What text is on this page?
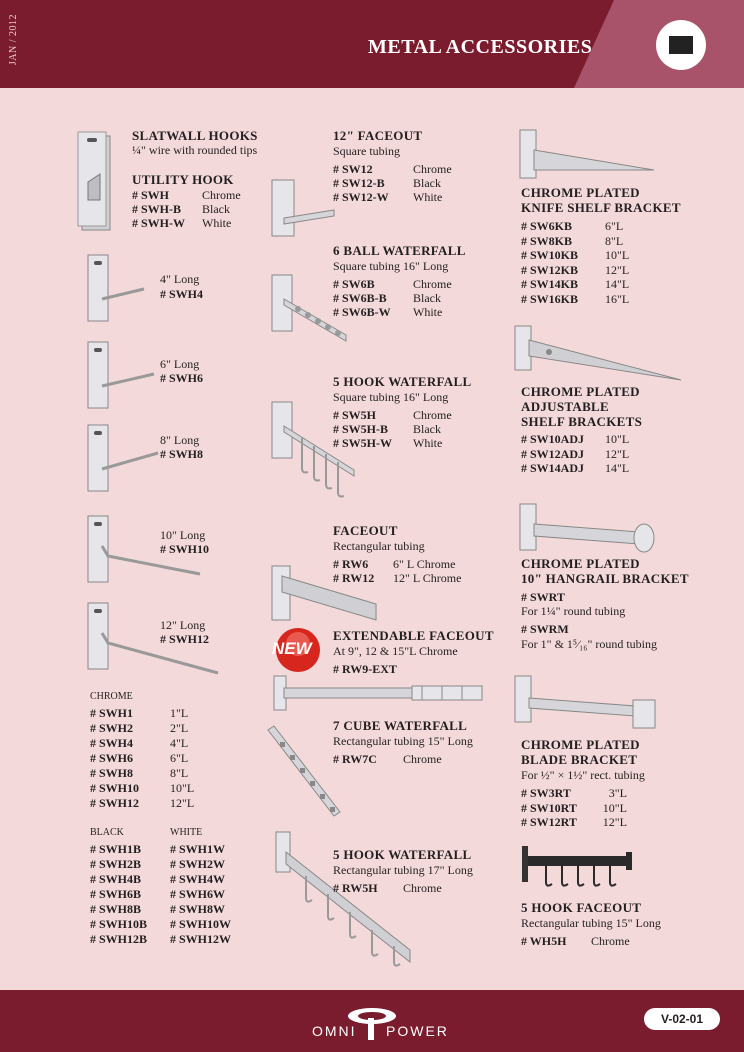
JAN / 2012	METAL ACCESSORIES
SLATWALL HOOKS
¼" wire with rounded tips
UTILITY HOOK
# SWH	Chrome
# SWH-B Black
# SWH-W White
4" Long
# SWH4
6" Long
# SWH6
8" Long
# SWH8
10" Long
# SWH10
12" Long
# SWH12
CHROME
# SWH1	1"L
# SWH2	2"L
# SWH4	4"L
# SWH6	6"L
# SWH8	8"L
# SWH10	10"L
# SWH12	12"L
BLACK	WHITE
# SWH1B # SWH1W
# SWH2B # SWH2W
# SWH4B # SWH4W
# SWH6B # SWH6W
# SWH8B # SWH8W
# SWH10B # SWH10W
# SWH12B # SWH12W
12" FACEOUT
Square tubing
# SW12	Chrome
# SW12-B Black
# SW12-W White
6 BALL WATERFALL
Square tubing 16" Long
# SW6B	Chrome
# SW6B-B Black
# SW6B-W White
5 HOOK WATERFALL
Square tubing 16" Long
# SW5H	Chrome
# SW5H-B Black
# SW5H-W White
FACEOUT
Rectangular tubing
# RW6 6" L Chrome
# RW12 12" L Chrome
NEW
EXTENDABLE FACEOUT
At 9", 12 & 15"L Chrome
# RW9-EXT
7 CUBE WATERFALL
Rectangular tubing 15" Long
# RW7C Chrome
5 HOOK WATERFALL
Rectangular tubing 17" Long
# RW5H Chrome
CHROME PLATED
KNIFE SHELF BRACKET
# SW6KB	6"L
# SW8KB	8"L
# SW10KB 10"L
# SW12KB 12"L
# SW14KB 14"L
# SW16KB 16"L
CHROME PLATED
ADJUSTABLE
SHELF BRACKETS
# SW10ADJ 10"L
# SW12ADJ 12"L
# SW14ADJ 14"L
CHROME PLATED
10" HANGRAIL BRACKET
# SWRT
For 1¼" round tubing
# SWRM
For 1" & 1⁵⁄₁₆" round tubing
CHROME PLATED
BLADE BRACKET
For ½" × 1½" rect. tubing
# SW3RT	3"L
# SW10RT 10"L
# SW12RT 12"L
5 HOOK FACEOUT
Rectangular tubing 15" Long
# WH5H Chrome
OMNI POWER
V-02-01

········

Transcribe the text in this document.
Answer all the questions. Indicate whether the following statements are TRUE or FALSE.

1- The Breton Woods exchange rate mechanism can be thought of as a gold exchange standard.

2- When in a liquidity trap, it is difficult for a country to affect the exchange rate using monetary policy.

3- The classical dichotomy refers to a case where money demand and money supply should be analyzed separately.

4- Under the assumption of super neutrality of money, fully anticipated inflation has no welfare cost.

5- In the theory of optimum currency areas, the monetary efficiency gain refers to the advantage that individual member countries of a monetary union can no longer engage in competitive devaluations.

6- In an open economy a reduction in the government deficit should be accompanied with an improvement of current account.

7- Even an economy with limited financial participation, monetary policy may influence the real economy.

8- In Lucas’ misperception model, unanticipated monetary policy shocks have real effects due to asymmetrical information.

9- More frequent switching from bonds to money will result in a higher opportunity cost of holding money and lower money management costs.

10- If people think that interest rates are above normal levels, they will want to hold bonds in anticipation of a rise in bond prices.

········

Your instructions » Show every line where the string "WATERFALL" appears.

Task output »
6 BALL WATERFALL
5 HOOK WATERFALL
7 CUBE WATERFALL
5 HOOK WATERFALL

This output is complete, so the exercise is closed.